■ Work to complete ■
Below is a block of records: output all of them exactly and leave out the pictures.

■ Record list ■
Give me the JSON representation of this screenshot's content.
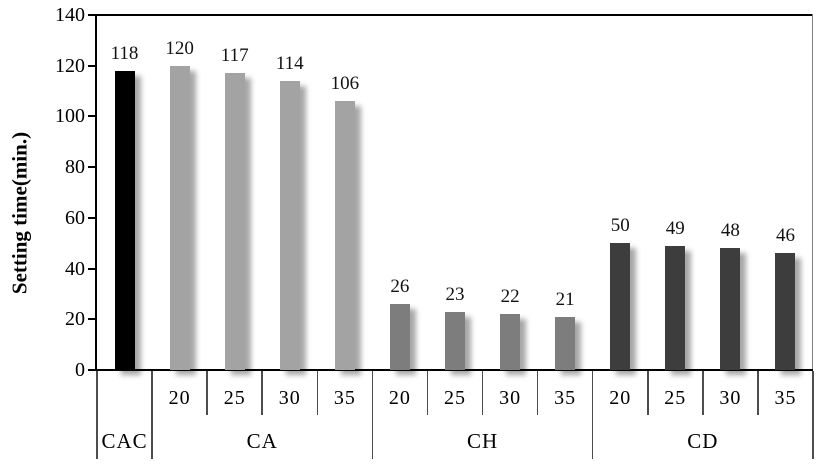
{
  "chart_data": {
    "type": "bar",
    "title": "",
    "xlabel": "",
    "ylabel": "Setting time(min.)",
    "ylim": [
      0,
      140
    ],
    "yticks": [
      0,
      20,
      40,
      60,
      80,
      100,
      120,
      140
    ],
    "grid": false,
    "legend": "none",
    "value_labels_shown": true,
    "groups": [
      {
        "label": "CAC",
        "color": "#000000",
        "bars": [
          {
            "x": "",
            "value": 118
          }
        ]
      },
      {
        "label": "CA",
        "color": "#a3a3a3",
        "bars": [
          {
            "x": "20",
            "value": 120
          },
          {
            "x": "25",
            "value": 117
          },
          {
            "x": "30",
            "value": 114
          },
          {
            "x": "35",
            "value": 106
          }
        ]
      },
      {
        "label": "CH",
        "color": "#7d7d7d",
        "bars": [
          {
            "x": "20",
            "value": 26
          },
          {
            "x": "25",
            "value": 23
          },
          {
            "x": "30",
            "value": 22
          },
          {
            "x": "35",
            "value": 21
          }
        ]
      },
      {
        "label": "CD",
        "color": "#3d3d3d",
        "bars": [
          {
            "x": "20",
            "value": 50
          },
          {
            "x": "25",
            "value": 49
          },
          {
            "x": "30",
            "value": 48
          },
          {
            "x": "35",
            "value": 46
          }
        ]
      }
    ],
    "colors": {
      "background": "#ffffff",
      "axis": "#000000",
      "plot_right_border": "#808080",
      "table_divider": "#4d4d4d",
      "bar_shadow": "rgba(0,0,0,0.35)",
      "value_label_text": "#121212"
    }
  }
}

■ Exercise output ■
Give me the JSON representation of this screenshot's content.
{
  "chart_data": {
    "type": "bar",
    "title": "",
    "xlabel": "",
    "ylabel": "Setting time(min.)",
    "ylim": [
      0,
      140
    ],
    "yticks": [
      0,
      20,
      40,
      60,
      80,
      100,
      120,
      140
    ],
    "grid": false,
    "legend": "none",
    "value_labels_shown": true,
    "groups": [
      {
        "label": "CAC",
        "color": "#000000",
        "bars": [
          {
            "x": "",
            "value": 118
          }
        ]
      },
      {
        "label": "CA",
        "color": "#a3a3a3",
        "bars": [
          {
            "x": "20",
            "value": 120
          },
          {
            "x": "25",
            "value": 117
          },
          {
            "x": "30",
            "value": 114
          },
          {
            "x": "35",
            "value": 106
          }
        ]
      },
      {
        "label": "CH",
        "color": "#7d7d7d",
        "bars": [
          {
            "x": "20",
            "value": 26
          },
          {
            "x": "25",
            "value": 23
          },
          {
            "x": "30",
            "value": 22
          },
          {
            "x": "35",
            "value": 21
          }
        ]
      },
      {
        "label": "CD",
        "color": "#3d3d3d",
        "bars": [
          {
            "x": "20",
            "value": 50
          },
          {
            "x": "25",
            "value": 49
          },
          {
            "x": "30",
            "value": 48
          },
          {
            "x": "35",
            "value": 46
          }
        ]
      }
    ],
    "colors": {
      "background": "#ffffff",
      "axis": "#000000",
      "plot_right_border": "#808080",
      "table_divider": "#4d4d4d",
      "bar_shadow": "rgba(0,0,0,0.35)",
      "value_label_text": "#121212"
    }
  }
}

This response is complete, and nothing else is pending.